### WHAT THIS TASK INVOLVES
Each record below must be returned exactly as shown.

### MATERIAL FOR THIS TASK
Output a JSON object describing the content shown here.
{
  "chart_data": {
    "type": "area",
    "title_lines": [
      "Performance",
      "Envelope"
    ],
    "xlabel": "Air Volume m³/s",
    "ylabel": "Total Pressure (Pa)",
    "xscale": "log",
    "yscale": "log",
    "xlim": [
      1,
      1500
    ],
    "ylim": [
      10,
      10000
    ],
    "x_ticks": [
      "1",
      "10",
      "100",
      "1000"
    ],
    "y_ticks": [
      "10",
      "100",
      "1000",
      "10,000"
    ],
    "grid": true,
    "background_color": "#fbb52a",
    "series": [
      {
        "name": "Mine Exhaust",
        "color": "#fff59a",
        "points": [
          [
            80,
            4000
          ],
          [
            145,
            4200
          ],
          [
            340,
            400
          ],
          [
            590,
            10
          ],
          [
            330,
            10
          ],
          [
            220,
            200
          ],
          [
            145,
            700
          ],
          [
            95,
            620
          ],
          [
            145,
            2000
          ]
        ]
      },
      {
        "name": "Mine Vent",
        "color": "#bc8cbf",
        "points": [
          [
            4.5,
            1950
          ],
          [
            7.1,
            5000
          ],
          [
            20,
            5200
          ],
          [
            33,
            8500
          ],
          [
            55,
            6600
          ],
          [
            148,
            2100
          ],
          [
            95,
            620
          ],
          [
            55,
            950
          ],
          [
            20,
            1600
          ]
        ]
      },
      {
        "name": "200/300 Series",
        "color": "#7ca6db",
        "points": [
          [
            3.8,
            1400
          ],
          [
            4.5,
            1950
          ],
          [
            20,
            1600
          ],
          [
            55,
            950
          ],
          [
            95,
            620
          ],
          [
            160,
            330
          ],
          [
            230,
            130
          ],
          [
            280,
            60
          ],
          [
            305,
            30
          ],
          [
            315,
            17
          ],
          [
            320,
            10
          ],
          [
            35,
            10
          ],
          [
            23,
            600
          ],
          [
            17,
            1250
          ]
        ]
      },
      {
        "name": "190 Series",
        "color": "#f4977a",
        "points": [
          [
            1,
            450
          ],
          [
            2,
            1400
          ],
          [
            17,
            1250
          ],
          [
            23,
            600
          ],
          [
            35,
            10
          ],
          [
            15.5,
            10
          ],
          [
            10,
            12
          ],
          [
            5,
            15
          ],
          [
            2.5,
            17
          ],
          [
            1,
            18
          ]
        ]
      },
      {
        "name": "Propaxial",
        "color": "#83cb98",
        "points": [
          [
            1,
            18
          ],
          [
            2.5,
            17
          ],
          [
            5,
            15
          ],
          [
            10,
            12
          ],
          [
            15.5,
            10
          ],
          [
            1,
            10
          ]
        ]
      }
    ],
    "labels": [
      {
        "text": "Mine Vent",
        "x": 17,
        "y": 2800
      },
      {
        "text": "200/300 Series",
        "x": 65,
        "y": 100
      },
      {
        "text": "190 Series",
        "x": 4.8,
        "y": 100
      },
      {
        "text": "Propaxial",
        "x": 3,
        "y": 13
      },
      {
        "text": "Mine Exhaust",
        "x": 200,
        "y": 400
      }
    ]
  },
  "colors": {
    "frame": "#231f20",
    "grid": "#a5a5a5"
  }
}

### EXPECTED OUTPUT
Output a JSON object describing the content shown here.
{
  "chart_data": {
    "type": "area",
    "title_lines": [
      "Performance",
      "Envelope"
    ],
    "xlabel": "Air Volume m³/s",
    "ylabel": "Total Pressure (Pa)",
    "xscale": "log",
    "yscale": "log",
    "xlim": [
      1,
      1500
    ],
    "ylim": [
      10,
      10000
    ],
    "x_ticks": [
      "1",
      "10",
      "100",
      "1000"
    ],
    "y_ticks": [
      "10",
      "100",
      "1000",
      "10,000"
    ],
    "grid": true,
    "background_color": "#fbb52a",
    "series": [
      {
        "name": "Mine Exhaust",
        "color": "#fff59a",
        "points": [
          [
            80,
            4000
          ],
          [
            145,
            4200
          ],
          [
            340,
            400
          ],
          [
            590,
            10
          ],
          [
            330,
            10
          ],
          [
            220,
            200
          ],
          [
            145,
            700
          ],
          [
            95,
            620
          ],
          [
            145,
            2000
          ]
        ]
      },
      {
        "name": "Mine Vent",
        "color": "#bc8cbf",
        "points": [
          [
            4.5,
            1950
          ],
          [
            7.1,
            5000
          ],
          [
            20,
            5200
          ],
          [
            33,
            8500
          ],
          [
            55,
            6600
          ],
          [
            148,
            2100
          ],
          [
            95,
            620
          ],
          [
            55,
            950
          ],
          [
            20,
            1600
          ]
        ]
      },
      {
        "name": "200/300 Series",
        "color": "#7ca6db",
        "points": [
          [
            3.8,
            1400
          ],
          [
            4.5,
            1950
          ],
          [
            20,
            1600
          ],
          [
            55,
            950
          ],
          [
            95,
            620
          ],
          [
            160,
            330
          ],
          [
            230,
            130
          ],
          [
            280,
            60
          ],
          [
            305,
            30
          ],
          [
            315,
            17
          ],
          [
            320,
            10
          ],
          [
            35,
            10
          ],
          [
            23,
            600
          ],
          [
            17,
            1250
          ]
        ]
      },
      {
        "name": "190 Series",
        "color": "#f4977a",
        "points": [
          [
            1,
            450
          ],
          [
            2,
            1400
          ],
          [
            17,
            1250
          ],
          [
            23,
            600
          ],
          [
            35,
            10
          ],
          [
            15.5,
            10
          ],
          [
            10,
            12
          ],
          [
            5,
            15
          ],
          [
            2.5,
            17
          ],
          [
            1,
            18
          ]
        ]
      },
      {
        "name": "Propaxial",
        "color": "#83cb98",
        "points": [
          [
            1,
            18
          ],
          [
            2.5,
            17
          ],
          [
            5,
            15
          ],
          [
            10,
            12
          ],
          [
            15.5,
            10
          ],
          [
            1,
            10
          ]
        ]
      }
    ],
    "labels": [
      {
        "text": "Mine Vent",
        "x": 17,
        "y": 2800
      },
      {
        "text": "200/300 Series",
        "x": 65,
        "y": 100
      },
      {
        "text": "190 Series",
        "x": 4.8,
        "y": 100
      },
      {
        "text": "Propaxial",
        "x": 3,
        "y": 13
      },
      {
        "text": "Mine Exhaust",
        "x": 200,
        "y": 400
      }
    ]
  },
  "colors": {
    "frame": "#231f20",
    "grid": "#a5a5a5"
  }
}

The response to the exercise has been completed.